YOUR GOAL
Please repeat all of the listing exactly.

SOURCE MATERIAL
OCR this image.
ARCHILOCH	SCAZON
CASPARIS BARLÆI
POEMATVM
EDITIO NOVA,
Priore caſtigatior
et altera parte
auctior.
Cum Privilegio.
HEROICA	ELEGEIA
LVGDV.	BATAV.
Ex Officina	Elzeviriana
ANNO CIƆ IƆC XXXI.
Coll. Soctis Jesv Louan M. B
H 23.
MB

SOLUTION FOR THIS EXERCISE
OCR this image.
ARCHILOCH	SCAZON
CASPARIS BARLÆI
POEMATVM
EDITIO NOVA,
Priore caſtigatior
et altera parte
auctior.
Cum Privilegio.
HEROICA	ELEGEIA
LVGDV.	BATAV.
Ex Officina	Elzeviriana
ANNO CIƆ IƆC XXXI.
Coll. Soctis Jesv Louan M. B
H 23.
MB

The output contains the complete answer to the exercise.